Look through the records that follow. Copy every line containing the word "name".

++++ SOURCE RECORDS ++++

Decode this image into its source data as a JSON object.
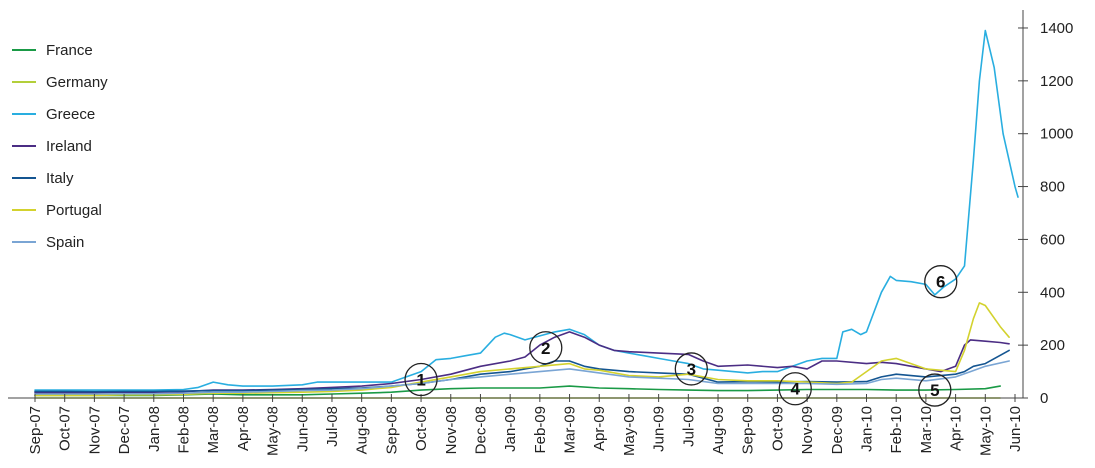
{
  "chart_data": {
    "type": "line",
    "title": "",
    "xlabel": "",
    "ylabel": "",
    "ylim": [
      0,
      1450
    ],
    "y_ticks": [
      0,
      200,
      400,
      600,
      800,
      1000,
      1200,
      1400
    ],
    "y_axis_side": "right",
    "grid": false,
    "legend_position": "top-left",
    "categories": [
      "Sep-07",
      "Oct-07",
      "Nov-07",
      "Dec-07",
      "Jan-08",
      "Feb-08",
      "Mar-08",
      "Apr-08",
      "May-08",
      "Jun-08",
      "Jul-08",
      "Aug-08",
      "Sep-08",
      "Oct-08",
      "Nov-08",
      "Dec-08",
      "Jan-09",
      "Feb-09",
      "Mar-09",
      "Apr-09",
      "May-09",
      "Jun-09",
      "Jul-09",
      "Aug-09",
      "Sep-09",
      "Oct-09",
      "Nov-09",
      "Dec-09",
      "Jan-10",
      "Feb-10",
      "Mar-10",
      "Apr-10",
      "May-10",
      "Jun-10"
    ],
    "series": [
      {
        "name": "France",
        "color": "#1a9a46",
        "points": [
          [
            0,
            10
          ],
          [
            1,
            10
          ],
          [
            2,
            10
          ],
          [
            3,
            10
          ],
          [
            4,
            10
          ],
          [
            5,
            12
          ],
          [
            6,
            15
          ],
          [
            7,
            12
          ],
          [
            8,
            12
          ],
          [
            9,
            12
          ],
          [
            10,
            15
          ],
          [
            11,
            18
          ],
          [
            12,
            22
          ],
          [
            13,
            30
          ],
          [
            14,
            35
          ],
          [
            15,
            38
          ],
          [
            16,
            38
          ],
          [
            17,
            38
          ],
          [
            18,
            45
          ],
          [
            19,
            38
          ],
          [
            20,
            35
          ],
          [
            21,
            32
          ],
          [
            22,
            30
          ],
          [
            23,
            28
          ],
          [
            24,
            28
          ],
          [
            25,
            30
          ],
          [
            26,
            32
          ],
          [
            27,
            32
          ],
          [
            28,
            32
          ],
          [
            29,
            30
          ],
          [
            30,
            30
          ],
          [
            31,
            32
          ],
          [
            32,
            35
          ],
          [
            32.5,
            45
          ]
        ]
      },
      {
        "name": "Germany",
        "color": "#b3cf3a",
        "points": [
          [
            0,
            0
          ],
          [
            1,
            0
          ],
          [
            2,
            0
          ],
          [
            3,
            0
          ],
          [
            4,
            0
          ],
          [
            5,
            0
          ],
          [
            6,
            0
          ],
          [
            7,
            0
          ],
          [
            8,
            0
          ],
          [
            9,
            0
          ],
          [
            10,
            0
          ],
          [
            11,
            0
          ],
          [
            12,
            0
          ],
          [
            13,
            0
          ],
          [
            14,
            0
          ],
          [
            15,
            0
          ],
          [
            16,
            0
          ],
          [
            17,
            0
          ],
          [
            18,
            0
          ],
          [
            19,
            0
          ],
          [
            20,
            0
          ],
          [
            21,
            0
          ],
          [
            22,
            0
          ],
          [
            23,
            0
          ],
          [
            24,
            0
          ],
          [
            25,
            0
          ],
          [
            26,
            0
          ],
          [
            27,
            0
          ],
          [
            28,
            0
          ],
          [
            29,
            0
          ],
          [
            30,
            0
          ],
          [
            31,
            0
          ],
          [
            32,
            0
          ],
          [
            32.5,
            0
          ]
        ]
      },
      {
        "name": "Greece",
        "color": "#29aee0",
        "points": [
          [
            0,
            30
          ],
          [
            1,
            30
          ],
          [
            2,
            30
          ],
          [
            3,
            30
          ],
          [
            4,
            30
          ],
          [
            5,
            32
          ],
          [
            5.5,
            40
          ],
          [
            6,
            60
          ],
          [
            6.5,
            50
          ],
          [
            7,
            45
          ],
          [
            8,
            45
          ],
          [
            9,
            50
          ],
          [
            9.5,
            60
          ],
          [
            10,
            60
          ],
          [
            11,
            60
          ],
          [
            12,
            60
          ],
          [
            12.5,
            80
          ],
          [
            13,
            100
          ],
          [
            13.5,
            145
          ],
          [
            14,
            150
          ],
          [
            14.5,
            160
          ],
          [
            15,
            170
          ],
          [
            15.5,
            230
          ],
          [
            15.8,
            245
          ],
          [
            16,
            240
          ],
          [
            16.5,
            220
          ],
          [
            17,
            235
          ],
          [
            17.5,
            250
          ],
          [
            18,
            260
          ],
          [
            18.5,
            240
          ],
          [
            19,
            200
          ],
          [
            19.5,
            180
          ],
          [
            20,
            170
          ],
          [
            20.5,
            160
          ],
          [
            21,
            150
          ],
          [
            21.5,
            140
          ],
          [
            22,
            130
          ],
          [
            22.5,
            110
          ],
          [
            23,
            105
          ],
          [
            23.5,
            100
          ],
          [
            24,
            95
          ],
          [
            24.5,
            100
          ],
          [
            25,
            100
          ],
          [
            25.5,
            120
          ],
          [
            26,
            140
          ],
          [
            26.5,
            150
          ],
          [
            27,
            150
          ],
          [
            27.2,
            250
          ],
          [
            27.5,
            260
          ],
          [
            27.8,
            240
          ],
          [
            28,
            250
          ],
          [
            28.5,
            400
          ],
          [
            28.8,
            460
          ],
          [
            29,
            445
          ],
          [
            29.5,
            440
          ],
          [
            30,
            430
          ],
          [
            30.3,
            390
          ],
          [
            30.6,
            420
          ],
          [
            31,
            450
          ],
          [
            31.3,
            500
          ],
          [
            31.6,
            900
          ],
          [
            31.8,
            1200
          ],
          [
            32,
            1390
          ],
          [
            32.3,
            1250
          ],
          [
            32.6,
            1000
          ],
          [
            33,
            800
          ],
          [
            33.1,
            760
          ]
        ]
      },
      {
        "name": "Ireland",
        "color": "#4b2d84",
        "points": [
          [
            0,
            20
          ],
          [
            1,
            20
          ],
          [
            2,
            20
          ],
          [
            3,
            22
          ],
          [
            4,
            22
          ],
          [
            5,
            24
          ],
          [
            6,
            30
          ],
          [
            7,
            30
          ],
          [
            8,
            32
          ],
          [
            9,
            35
          ],
          [
            10,
            40
          ],
          [
            11,
            45
          ],
          [
            12,
            55
          ],
          [
            13,
            70
          ],
          [
            14,
            90
          ],
          [
            15,
            120
          ],
          [
            16,
            140
          ],
          [
            16.5,
            155
          ],
          [
            17,
            200
          ],
          [
            17.5,
            230
          ],
          [
            18,
            250
          ],
          [
            18.5,
            230
          ],
          [
            19,
            200
          ],
          [
            19.5,
            180
          ],
          [
            20,
            175
          ],
          [
            21,
            170
          ],
          [
            22,
            165
          ],
          [
            22.5,
            140
          ],
          [
            23,
            120
          ],
          [
            24,
            125
          ],
          [
            25,
            115
          ],
          [
            25.5,
            120
          ],
          [
            26,
            110
          ],
          [
            26.5,
            140
          ],
          [
            27,
            140
          ],
          [
            28,
            130
          ],
          [
            28.5,
            135
          ],
          [
            29,
            130
          ],
          [
            30,
            110
          ],
          [
            30.5,
            100
          ],
          [
            31,
            120
          ],
          [
            31.3,
            200
          ],
          [
            31.5,
            220
          ],
          [
            32,
            215
          ],
          [
            32.5,
            210
          ],
          [
            32.8,
            205
          ]
        ]
      },
      {
        "name": "Italy",
        "color": "#145591",
        "points": [
          [
            0,
            25
          ],
          [
            1,
            25
          ],
          [
            2,
            24
          ],
          [
            3,
            25
          ],
          [
            4,
            25
          ],
          [
            5,
            26
          ],
          [
            6,
            28
          ],
          [
            7,
            28
          ],
          [
            8,
            30
          ],
          [
            9,
            32
          ],
          [
            10,
            35
          ],
          [
            11,
            38
          ],
          [
            12,
            45
          ],
          [
            13,
            55
          ],
          [
            14,
            70
          ],
          [
            15,
            90
          ],
          [
            16,
            100
          ],
          [
            17,
            120
          ],
          [
            17.5,
            140
          ],
          [
            18,
            140
          ],
          [
            18.5,
            120
          ],
          [
            19,
            110
          ],
          [
            20,
            100
          ],
          [
            21,
            95
          ],
          [
            22,
            90
          ],
          [
            23,
            60
          ],
          [
            24,
            62
          ],
          [
            25,
            60
          ],
          [
            26,
            62
          ],
          [
            27,
            60
          ],
          [
            28,
            62
          ],
          [
            28.5,
            80
          ],
          [
            29,
            90
          ],
          [
            30,
            80
          ],
          [
            31,
            90
          ],
          [
            31.3,
            100
          ],
          [
            31.6,
            120
          ],
          [
            32,
            130
          ],
          [
            32.8,
            180
          ]
        ]
      },
      {
        "name": "Portugal",
        "color": "#d3d22e",
        "points": [
          [
            0,
            10
          ],
          [
            1,
            10
          ],
          [
            2,
            10
          ],
          [
            3,
            12
          ],
          [
            4,
            12
          ],
          [
            5,
            14
          ],
          [
            6,
            18
          ],
          [
            7,
            18
          ],
          [
            8,
            20
          ],
          [
            9,
            22
          ],
          [
            10,
            25
          ],
          [
            11,
            30
          ],
          [
            12,
            40
          ],
          [
            13,
            60
          ],
          [
            14,
            80
          ],
          [
            15,
            100
          ],
          [
            16,
            110
          ],
          [
            17,
            120
          ],
          [
            18,
            130
          ],
          [
            18.5,
            110
          ],
          [
            19,
            105
          ],
          [
            20,
            85
          ],
          [
            21,
            80
          ],
          [
            22,
            90
          ],
          [
            23,
            70
          ],
          [
            24,
            65
          ],
          [
            25,
            65
          ],
          [
            26,
            60
          ],
          [
            27,
            55
          ],
          [
            27.5,
            60
          ],
          [
            28,
            100
          ],
          [
            28.5,
            140
          ],
          [
            29,
            150
          ],
          [
            30,
            110
          ],
          [
            31,
            100
          ],
          [
            31.3,
            180
          ],
          [
            31.6,
            300
          ],
          [
            31.8,
            360
          ],
          [
            32,
            350
          ],
          [
            32.5,
            270
          ],
          [
            32.8,
            230
          ]
        ]
      },
      {
        "name": "Spain",
        "color": "#7aa5d4",
        "points": [
          [
            0,
            15
          ],
          [
            1,
            15
          ],
          [
            2,
            15
          ],
          [
            3,
            16
          ],
          [
            4,
            16
          ],
          [
            5,
            18
          ],
          [
            6,
            22
          ],
          [
            7,
            22
          ],
          [
            8,
            25
          ],
          [
            9,
            28
          ],
          [
            10,
            30
          ],
          [
            11,
            35
          ],
          [
            12,
            45
          ],
          [
            13,
            55
          ],
          [
            14,
            70
          ],
          [
            15,
            80
          ],
          [
            16,
            90
          ],
          [
            17,
            100
          ],
          [
            18,
            110
          ],
          [
            19,
            95
          ],
          [
            20,
            80
          ],
          [
            21,
            75
          ],
          [
            22,
            70
          ],
          [
            23,
            55
          ],
          [
            24,
            55
          ],
          [
            25,
            55
          ],
          [
            26,
            55
          ],
          [
            27,
            52
          ],
          [
            28,
            55
          ],
          [
            28.5,
            70
          ],
          [
            29,
            75
          ],
          [
            30,
            65
          ],
          [
            31,
            80
          ],
          [
            31.5,
            100
          ],
          [
            32,
            120
          ],
          [
            32.8,
            140
          ]
        ]
      }
    ],
    "annotations": [
      {
        "label": "1",
        "x": 13,
        "y": 70
      },
      {
        "label": "2",
        "x": 17.2,
        "y": 190
      },
      {
        "label": "3",
        "x": 22.1,
        "y": 110
      },
      {
        "label": "4",
        "x": 25.6,
        "y": 35
      },
      {
        "label": "5",
        "x": 30.3,
        "y": 30
      },
      {
        "label": "6",
        "x": 30.5,
        "y": 440
      }
    ]
  }
}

++++

_FINISHED TASK_
        "name": "France",
        "name": "Germany",
        "name": "Greece",
        "name": "Ireland",
        "name": "Italy",
        "name": "Portugal",
        "name": "Spain",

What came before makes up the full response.